= PROBLEM STATEMENT =
Pictures aside, quote the whole listing exactly.

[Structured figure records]
--------

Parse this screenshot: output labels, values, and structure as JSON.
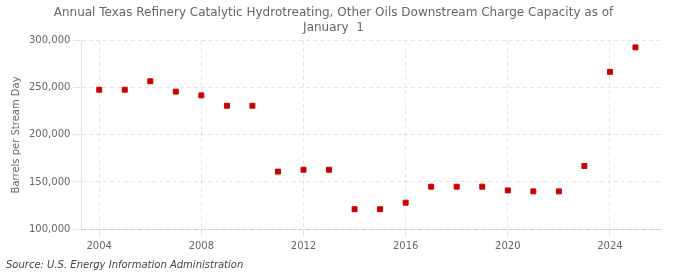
{
  "chart_data": {
    "type": "scatter",
    "title": "Annual Texas Refinery Catalytic Hydrotreating, Other Oils Downstream Charge Capacity as of\nJanuary  1",
    "ylabel": "Barrels per Stream Day",
    "annotations": [
      "Source: U.S. Energy Information Administration"
    ],
    "x": [
      2004,
      2005,
      2006,
      2007,
      2008,
      2009,
      2010,
      2011,
      2012,
      2013,
      2014,
      2015,
      2016,
      2017,
      2018,
      2019,
      2020,
      2021,
      2022,
      2023,
      2024,
      2025
    ],
    "values": [
      248000,
      248000,
      257000,
      246000,
      242000,
      231000,
      231000,
      161000,
      163000,
      163000,
      121000,
      121000,
      128000,
      145000,
      145000,
      145000,
      141000,
      140000,
      140000,
      167000,
      267000,
      293000
    ],
    "color": "#cc0000",
    "marker": "square",
    "xlim": [
      2003.3,
      2026.0
    ],
    "ylim": [
      100000,
      300000
    ],
    "xticks": [
      2004,
      2008,
      2012,
      2016,
      2020,
      2024
    ],
    "yticks": [
      {
        "value": 100000,
        "label": "100,000"
      },
      {
        "value": 150000,
        "label": "150,000"
      },
      {
        "value": 200000,
        "label": "200,000"
      },
      {
        "value": 250000,
        "label": "250,000"
      },
      {
        "value": 300000,
        "label": "300,000"
      }
    ],
    "grid": true
  }
}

--------

= ANSWER TO THE TASK =
Parse this screenshot: output labels, values, and structure as JSON.
{
  "chart_data": {
    "type": "scatter",
    "title": "Annual Texas Refinery Catalytic Hydrotreating, Other Oils Downstream Charge Capacity as of\nJanuary  1",
    "ylabel": "Barrels per Stream Day",
    "annotations": [
      "Source: U.S. Energy Information Administration"
    ],
    "x": [
      2004,
      2005,
      2006,
      2007,
      2008,
      2009,
      2010,
      2011,
      2012,
      2013,
      2014,
      2015,
      2016,
      2017,
      2018,
      2019,
      2020,
      2021,
      2022,
      2023,
      2024,
      2025
    ],
    "values": [
      248000,
      248000,
      257000,
      246000,
      242000,
      231000,
      231000,
      161000,
      163000,
      163000,
      121000,
      121000,
      128000,
      145000,
      145000,
      145000,
      141000,
      140000,
      140000,
      167000,
      267000,
      293000
    ],
    "color": "#cc0000",
    "marker": "square",
    "xlim": [
      2003.3,
      2026.0
    ],
    "ylim": [
      100000,
      300000
    ],
    "xticks": [
      2004,
      2008,
      2012,
      2016,
      2020,
      2024
    ],
    "yticks": [
      {
        "value": 100000,
        "label": "100,000"
      },
      {
        "value": 150000,
        "label": "150,000"
      },
      {
        "value": 200000,
        "label": "200,000"
      },
      {
        "value": 250000,
        "label": "250,000"
      },
      {
        "value": 300000,
        "label": "300,000"
      }
    ],
    "grid": true
  }
}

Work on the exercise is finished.